Stored items
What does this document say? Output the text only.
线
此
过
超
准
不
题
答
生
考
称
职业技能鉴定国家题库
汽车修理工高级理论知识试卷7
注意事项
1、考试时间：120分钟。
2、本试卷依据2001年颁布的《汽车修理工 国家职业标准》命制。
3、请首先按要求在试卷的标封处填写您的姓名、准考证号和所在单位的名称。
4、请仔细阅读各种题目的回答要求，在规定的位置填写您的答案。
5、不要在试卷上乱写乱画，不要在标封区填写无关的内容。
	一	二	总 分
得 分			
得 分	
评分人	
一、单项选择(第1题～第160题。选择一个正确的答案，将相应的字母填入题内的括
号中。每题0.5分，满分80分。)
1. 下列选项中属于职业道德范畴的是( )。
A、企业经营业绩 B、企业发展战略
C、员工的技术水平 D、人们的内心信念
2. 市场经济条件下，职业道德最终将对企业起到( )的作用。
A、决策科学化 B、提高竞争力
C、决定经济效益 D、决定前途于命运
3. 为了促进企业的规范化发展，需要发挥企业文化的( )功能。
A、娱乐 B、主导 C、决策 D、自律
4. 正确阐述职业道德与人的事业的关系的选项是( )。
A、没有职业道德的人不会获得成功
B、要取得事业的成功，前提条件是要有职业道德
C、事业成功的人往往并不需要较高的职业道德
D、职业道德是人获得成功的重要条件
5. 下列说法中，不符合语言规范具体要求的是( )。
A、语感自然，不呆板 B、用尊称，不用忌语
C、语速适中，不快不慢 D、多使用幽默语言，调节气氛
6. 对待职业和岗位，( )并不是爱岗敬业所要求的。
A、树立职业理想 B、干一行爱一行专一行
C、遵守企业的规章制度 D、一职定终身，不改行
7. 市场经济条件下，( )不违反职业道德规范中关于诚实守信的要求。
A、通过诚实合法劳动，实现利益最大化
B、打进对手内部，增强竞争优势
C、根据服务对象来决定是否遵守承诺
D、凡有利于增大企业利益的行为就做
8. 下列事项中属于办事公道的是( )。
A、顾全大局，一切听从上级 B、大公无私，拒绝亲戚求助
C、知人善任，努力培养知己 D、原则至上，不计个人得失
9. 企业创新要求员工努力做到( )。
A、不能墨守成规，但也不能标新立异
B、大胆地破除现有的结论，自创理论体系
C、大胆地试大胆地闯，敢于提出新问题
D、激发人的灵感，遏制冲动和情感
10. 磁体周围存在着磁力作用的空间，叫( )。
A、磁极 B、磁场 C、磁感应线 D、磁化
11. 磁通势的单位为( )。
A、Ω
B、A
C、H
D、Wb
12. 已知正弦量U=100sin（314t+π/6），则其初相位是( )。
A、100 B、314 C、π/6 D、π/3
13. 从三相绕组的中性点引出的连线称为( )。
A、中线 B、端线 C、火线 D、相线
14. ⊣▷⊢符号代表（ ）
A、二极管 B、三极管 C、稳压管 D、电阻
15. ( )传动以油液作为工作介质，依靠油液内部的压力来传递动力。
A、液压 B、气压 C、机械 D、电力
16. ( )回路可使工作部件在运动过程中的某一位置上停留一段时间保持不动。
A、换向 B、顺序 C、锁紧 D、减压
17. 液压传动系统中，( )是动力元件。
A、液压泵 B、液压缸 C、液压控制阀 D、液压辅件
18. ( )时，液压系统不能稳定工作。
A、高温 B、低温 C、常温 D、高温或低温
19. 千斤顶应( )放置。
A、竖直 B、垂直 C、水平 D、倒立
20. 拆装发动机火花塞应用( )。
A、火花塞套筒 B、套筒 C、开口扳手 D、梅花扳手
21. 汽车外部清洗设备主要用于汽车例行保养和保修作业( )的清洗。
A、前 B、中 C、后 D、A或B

■ What you will do
Extract each line of the listing above, copying it word for word.

■ Output for this exercise
What does this document say? Output the text only.
线
此
过
超
准
不
题
答
生
考
称
职业技能鉴定国家题库
汽车修理工高级理论知识试卷7
注意事项
1、考试时间：120分钟。
2、本试卷依据2001年颁布的《汽车修理工 国家职业标准》命制。
3、请首先按要求在试卷的标封处填写您的姓名、准考证号和所在单位的名称。
4、请仔细阅读各种题目的回答要求，在规定的位置填写您的答案。
5、不要在试卷上乱写乱画，不要在标封区填写无关的内容。
	一	二	总 分
得 分			
得 分	
评分人	
一、单项选择(第1题～第160题。选择一个正确的答案，将相应的字母填入题内的括
号中。每题0.5分，满分80分。)
1. 下列选项中属于职业道德范畴的是( )。
A、企业经营业绩 B、企业发展战略
C、员工的技术水平 D、人们的内心信念
2. 市场经济条件下，职业道德最终将对企业起到( )的作用。
A、决策科学化 B、提高竞争力
C、决定经济效益 D、决定前途于命运
3. 为了促进企业的规范化发展，需要发挥企业文化的( )功能。
A、娱乐 B、主导 C、决策 D、自律
4. 正确阐述职业道德与人的事业的关系的选项是( )。
A、没有职业道德的人不会获得成功
B、要取得事业的成功，前提条件是要有职业道德
C、事业成功的人往往并不需要较高的职业道德
D、职业道德是人获得成功的重要条件
5. 下列说法中，不符合语言规范具体要求的是( )。
A、语感自然，不呆板 B、用尊称，不用忌语
C、语速适中，不快不慢 D、多使用幽默语言，调节气氛
6. 对待职业和岗位，( )并不是爱岗敬业所要求的。
A、树立职业理想 B、干一行爱一行专一行
C、遵守企业的规章制度 D、一职定终身，不改行
7. 市场经济条件下，( )不违反职业道德规范中关于诚实守信的要求。
A、通过诚实合法劳动，实现利益最大化
B、打进对手内部，增强竞争优势
C、根据服务对象来决定是否遵守承诺
D、凡有利于增大企业利益的行为就做
8. 下列事项中属于办事公道的是( )。
A、顾全大局，一切听从上级 B、大公无私，拒绝亲戚求助
C、知人善任，努力培养知己 D、原则至上，不计个人得失
9. 企业创新要求员工努力做到( )。
A、不能墨守成规，但也不能标新立异
B、大胆地破除现有的结论，自创理论体系
C、大胆地试大胆地闯，敢于提出新问题
D、激发人的灵感，遏制冲动和情感
10. 磁体周围存在着磁力作用的空间，叫( )。
A、磁极 B、磁场 C、磁感应线 D、磁化
11. 磁通势的单位为( )。
A、Ω
B、A
C、H
D、Wb
12. 已知正弦量U=100sin（314t+π/6），则其初相位是( )。
A、100 B、314 C、π/6 D、π/3
13. 从三相绕组的中性点引出的连线称为( )。
A、中线 B、端线 C、火线 D、相线
14. ⊣▷⊢符号代表（ ）
A、二极管 B、三极管 C、稳压管 D、电阻
15. ( )传动以油液作为工作介质，依靠油液内部的压力来传递动力。
A、液压 B、气压 C、机械 D、电力
16. ( )回路可使工作部件在运动过程中的某一位置上停留一段时间保持不动。
A、换向 B、顺序 C、锁紧 D、减压
17. 液压传动系统中，( )是动力元件。
A、液压泵 B、液压缸 C、液压控制阀 D、液压辅件
18. ( )时，液压系统不能稳定工作。
A、高温 B、低温 C、常温 D、高温或低温
19. 千斤顶应( )放置。
A、竖直 B、垂直 C、水平 D、倒立
20. 拆装发动机火花塞应用( )。
A、火花塞套筒 B、套筒 C、开口扳手 D、梅花扳手
21. 汽车外部清洗设备主要用于汽车例行保养和保修作业( )的清洗。
A、前 B、中 C、后 D、A或B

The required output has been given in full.